Return the listing below unchanged, minus its pictures.

===============

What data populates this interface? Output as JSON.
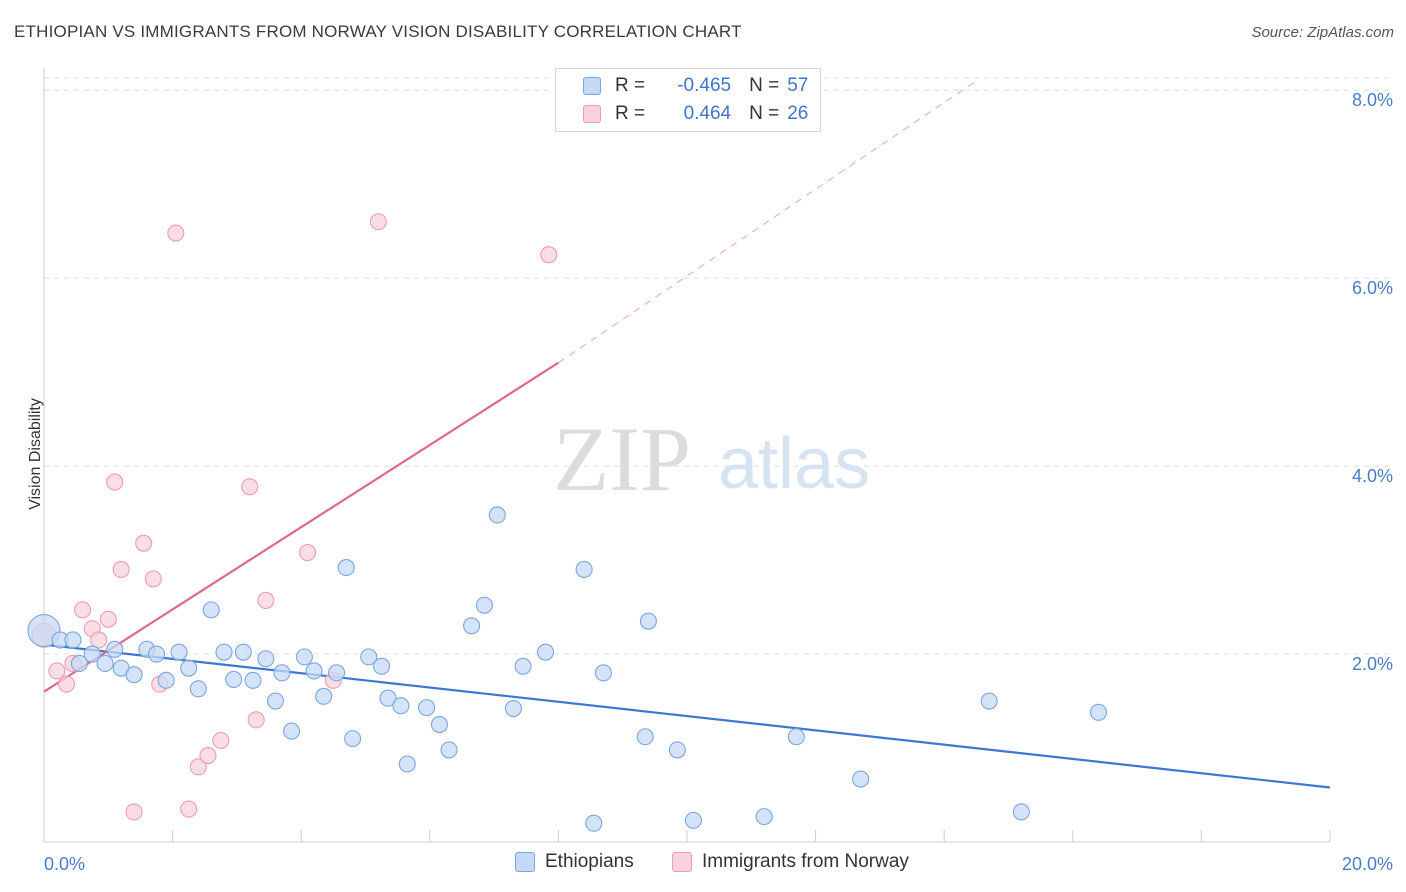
{
  "header": {
    "title": "ETHIOPIAN VS IMMIGRANTS FROM NORWAY VISION DISABILITY CORRELATION CHART",
    "source": "Source: ZipAtlas.com"
  },
  "watermark": {
    "zip": "ZIP",
    "atlas": "atlas"
  },
  "legend": {
    "rows": [
      {
        "r_label": "R =",
        "r_value": "-0.465",
        "n_label": "N =",
        "n_value": "57",
        "color": "#7aa6e0"
      },
      {
        "r_label": "R =",
        "r_value": "0.464",
        "n_label": "N =",
        "n_value": "26",
        "color": "#ef9ab4"
      }
    ]
  },
  "bottom_legend": {
    "items": [
      {
        "label": "Ethiopians",
        "fill": "#c5d9f5",
        "stroke": "#7aa6e0"
      },
      {
        "label": "Immigrants from Norway",
        "fill": "#fad1de",
        "stroke": "#ef9ab4"
      }
    ]
  },
  "chart_data": {
    "type": "scatter",
    "title": "ETHIOPIAN VS IMMIGRANTS FROM NORWAY VISION DISABILITY CORRELATION CHART",
    "xlabel": "",
    "ylabel": "Vision Disability",
    "xlim": [
      0,
      20
    ],
    "ylim": [
      0,
      8.3
    ],
    "x_tick_labels": [
      "0.0%",
      "20.0%"
    ],
    "y_ticks": [
      2,
      4,
      6,
      8
    ],
    "y_tick_labels": [
      "2.0%",
      "4.0%",
      "6.0%",
      "8.0%"
    ],
    "grid": true,
    "legend_position": "top-center",
    "series": [
      {
        "name": "Ethiopians",
        "color": "#7aa6e0",
        "fill": "#c5d9f5",
        "points": [
          [
            0.0,
            2.25
          ],
          [
            0.25,
            2.15
          ],
          [
            0.55,
            1.9
          ],
          [
            0.75,
            2.0
          ],
          [
            0.95,
            1.9
          ],
          [
            1.1,
            2.05
          ],
          [
            1.2,
            1.85
          ],
          [
            1.4,
            1.78
          ],
          [
            1.6,
            2.05
          ],
          [
            1.75,
            2.0
          ],
          [
            1.9,
            1.72
          ],
          [
            2.1,
            2.02
          ],
          [
            2.25,
            1.85
          ],
          [
            2.4,
            1.63
          ],
          [
            2.6,
            2.47
          ],
          [
            2.8,
            2.02
          ],
          [
            2.95,
            1.73
          ],
          [
            3.1,
            2.02
          ],
          [
            3.25,
            1.72
          ],
          [
            3.45,
            1.95
          ],
          [
            3.6,
            1.5
          ],
          [
            3.7,
            1.8
          ],
          [
            3.85,
            1.18
          ],
          [
            4.05,
            1.97
          ],
          [
            4.2,
            1.82
          ],
          [
            4.35,
            1.55
          ],
          [
            4.55,
            1.8
          ],
          [
            4.7,
            2.92
          ],
          [
            4.8,
            1.1
          ],
          [
            5.05,
            1.97
          ],
          [
            5.25,
            1.87
          ],
          [
            5.35,
            1.53
          ],
          [
            5.55,
            1.45
          ],
          [
            5.65,
            0.83
          ],
          [
            5.95,
            1.43
          ],
          [
            6.15,
            1.25
          ],
          [
            6.3,
            0.98
          ],
          [
            6.65,
            2.3
          ],
          [
            6.85,
            2.52
          ],
          [
            7.05,
            3.48
          ],
          [
            7.3,
            1.42
          ],
          [
            7.45,
            1.87
          ],
          [
            7.8,
            2.02
          ],
          [
            8.4,
            2.9
          ],
          [
            8.55,
            0.2
          ],
          [
            8.7,
            1.8
          ],
          [
            9.4,
            2.35
          ],
          [
            9.35,
            1.12
          ],
          [
            9.85,
            0.98
          ],
          [
            10.1,
            0.23
          ],
          [
            11.2,
            0.27
          ],
          [
            11.7,
            1.12
          ],
          [
            12.7,
            0.67
          ],
          [
            14.7,
            1.5
          ],
          [
            15.2,
            0.32
          ],
          [
            16.4,
            1.38
          ],
          [
            0.45,
            2.15
          ]
        ],
        "trend": {
          "x": [
            0,
            20
          ],
          "y": [
            2.1,
            0.58
          ]
        }
      },
      {
        "name": "Immigrants from Norway",
        "color": "#ef9ab4",
        "fill": "#fad1de",
        "points": [
          [
            0.0,
            2.2
          ],
          [
            0.2,
            1.82
          ],
          [
            0.35,
            1.68
          ],
          [
            0.45,
            1.9
          ],
          [
            0.6,
            2.47
          ],
          [
            0.75,
            2.27
          ],
          [
            0.85,
            2.15
          ],
          [
            1.0,
            2.37
          ],
          [
            1.1,
            3.83
          ],
          [
            1.2,
            2.9
          ],
          [
            1.4,
            0.32
          ],
          [
            1.55,
            3.18
          ],
          [
            1.7,
            2.8
          ],
          [
            1.8,
            1.68
          ],
          [
            2.05,
            6.48
          ],
          [
            2.25,
            0.35
          ],
          [
            2.4,
            0.8
          ],
          [
            2.55,
            0.92
          ],
          [
            2.75,
            1.08
          ],
          [
            3.2,
            3.78
          ],
          [
            3.3,
            1.3
          ],
          [
            3.45,
            2.57
          ],
          [
            4.1,
            3.08
          ],
          [
            4.5,
            1.72
          ],
          [
            5.2,
            6.6
          ],
          [
            7.85,
            6.25
          ]
        ],
        "trend": {
          "x": [
            0,
            8.0
          ],
          "y": [
            1.6,
            5.1
          ]
        },
        "trend_extension": {
          "x": [
            8.0,
            14.5
          ],
          "y": [
            5.1,
            8.1
          ]
        }
      }
    ]
  }
}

===============

• **Full answer**:
What data populates this interface? Output as JSON.
{
  "header": {
    "title": "ETHIOPIAN VS IMMIGRANTS FROM NORWAY VISION DISABILITY CORRELATION CHART",
    "source": "Source: ZipAtlas.com"
  },
  "watermark": {
    "zip": "ZIP",
    "atlas": "atlas"
  },
  "legend": {
    "rows": [
      {
        "r_label": "R =",
        "r_value": "-0.465",
        "n_label": "N =",
        "n_value": "57",
        "color": "#7aa6e0"
      },
      {
        "r_label": "R =",
        "r_value": "0.464",
        "n_label": "N =",
        "n_value": "26",
        "color": "#ef9ab4"
      }
    ]
  },
  "bottom_legend": {
    "items": [
      {
        "label": "Ethiopians",
        "fill": "#c5d9f5",
        "stroke": "#7aa6e0"
      },
      {
        "label": "Immigrants from Norway",
        "fill": "#fad1de",
        "stroke": "#ef9ab4"
      }
    ]
  },
  "chart_data": {
    "type": "scatter",
    "title": "ETHIOPIAN VS IMMIGRANTS FROM NORWAY VISION DISABILITY CORRELATION CHART",
    "xlabel": "",
    "ylabel": "Vision Disability",
    "xlim": [
      0,
      20
    ],
    "ylim": [
      0,
      8.3
    ],
    "x_tick_labels": [
      "0.0%",
      "20.0%"
    ],
    "y_ticks": [
      2,
      4,
      6,
      8
    ],
    "y_tick_labels": [
      "2.0%",
      "4.0%",
      "6.0%",
      "8.0%"
    ],
    "grid": true,
    "legend_position": "top-center",
    "series": [
      {
        "name": "Ethiopians",
        "color": "#7aa6e0",
        "fill": "#c5d9f5",
        "points": [
          [
            0.0,
            2.25
          ],
          [
            0.25,
            2.15
          ],
          [
            0.55,
            1.9
          ],
          [
            0.75,
            2.0
          ],
          [
            0.95,
            1.9
          ],
          [
            1.1,
            2.05
          ],
          [
            1.2,
            1.85
          ],
          [
            1.4,
            1.78
          ],
          [
            1.6,
            2.05
          ],
          [
            1.75,
            2.0
          ],
          [
            1.9,
            1.72
          ],
          [
            2.1,
            2.02
          ],
          [
            2.25,
            1.85
          ],
          [
            2.4,
            1.63
          ],
          [
            2.6,
            2.47
          ],
          [
            2.8,
            2.02
          ],
          [
            2.95,
            1.73
          ],
          [
            3.1,
            2.02
          ],
          [
            3.25,
            1.72
          ],
          [
            3.45,
            1.95
          ],
          [
            3.6,
            1.5
          ],
          [
            3.7,
            1.8
          ],
          [
            3.85,
            1.18
          ],
          [
            4.05,
            1.97
          ],
          [
            4.2,
            1.82
          ],
          [
            4.35,
            1.55
          ],
          [
            4.55,
            1.8
          ],
          [
            4.7,
            2.92
          ],
          [
            4.8,
            1.1
          ],
          [
            5.05,
            1.97
          ],
          [
            5.25,
            1.87
          ],
          [
            5.35,
            1.53
          ],
          [
            5.55,
            1.45
          ],
          [
            5.65,
            0.83
          ],
          [
            5.95,
            1.43
          ],
          [
            6.15,
            1.25
          ],
          [
            6.3,
            0.98
          ],
          [
            6.65,
            2.3
          ],
          [
            6.85,
            2.52
          ],
          [
            7.05,
            3.48
          ],
          [
            7.3,
            1.42
          ],
          [
            7.45,
            1.87
          ],
          [
            7.8,
            2.02
          ],
          [
            8.4,
            2.9
          ],
          [
            8.55,
            0.2
          ],
          [
            8.7,
            1.8
          ],
          [
            9.4,
            2.35
          ],
          [
            9.35,
            1.12
          ],
          [
            9.85,
            0.98
          ],
          [
            10.1,
            0.23
          ],
          [
            11.2,
            0.27
          ],
          [
            11.7,
            1.12
          ],
          [
            12.7,
            0.67
          ],
          [
            14.7,
            1.5
          ],
          [
            15.2,
            0.32
          ],
          [
            16.4,
            1.38
          ],
          [
            0.45,
            2.15
          ]
        ],
        "trend": {
          "x": [
            0,
            20
          ],
          "y": [
            2.1,
            0.58
          ]
        }
      },
      {
        "name": "Immigrants from Norway",
        "color": "#ef9ab4",
        "fill": "#fad1de",
        "points": [
          [
            0.0,
            2.2
          ],
          [
            0.2,
            1.82
          ],
          [
            0.35,
            1.68
          ],
          [
            0.45,
            1.9
          ],
          [
            0.6,
            2.47
          ],
          [
            0.75,
            2.27
          ],
          [
            0.85,
            2.15
          ],
          [
            1.0,
            2.37
          ],
          [
            1.1,
            3.83
          ],
          [
            1.2,
            2.9
          ],
          [
            1.4,
            0.32
          ],
          [
            1.55,
            3.18
          ],
          [
            1.7,
            2.8
          ],
          [
            1.8,
            1.68
          ],
          [
            2.05,
            6.48
          ],
          [
            2.25,
            0.35
          ],
          [
            2.4,
            0.8
          ],
          [
            2.55,
            0.92
          ],
          [
            2.75,
            1.08
          ],
          [
            3.2,
            3.78
          ],
          [
            3.3,
            1.3
          ],
          [
            3.45,
            2.57
          ],
          [
            4.1,
            3.08
          ],
          [
            4.5,
            1.72
          ],
          [
            5.2,
            6.6
          ],
          [
            7.85,
            6.25
          ]
        ],
        "trend": {
          "x": [
            0,
            8.0
          ],
          "y": [
            1.6,
            5.1
          ]
        },
        "trend_extension": {
          "x": [
            8.0,
            14.5
          ],
          "y": [
            5.1,
            8.1
          ]
        }
      }
    ]
  }
}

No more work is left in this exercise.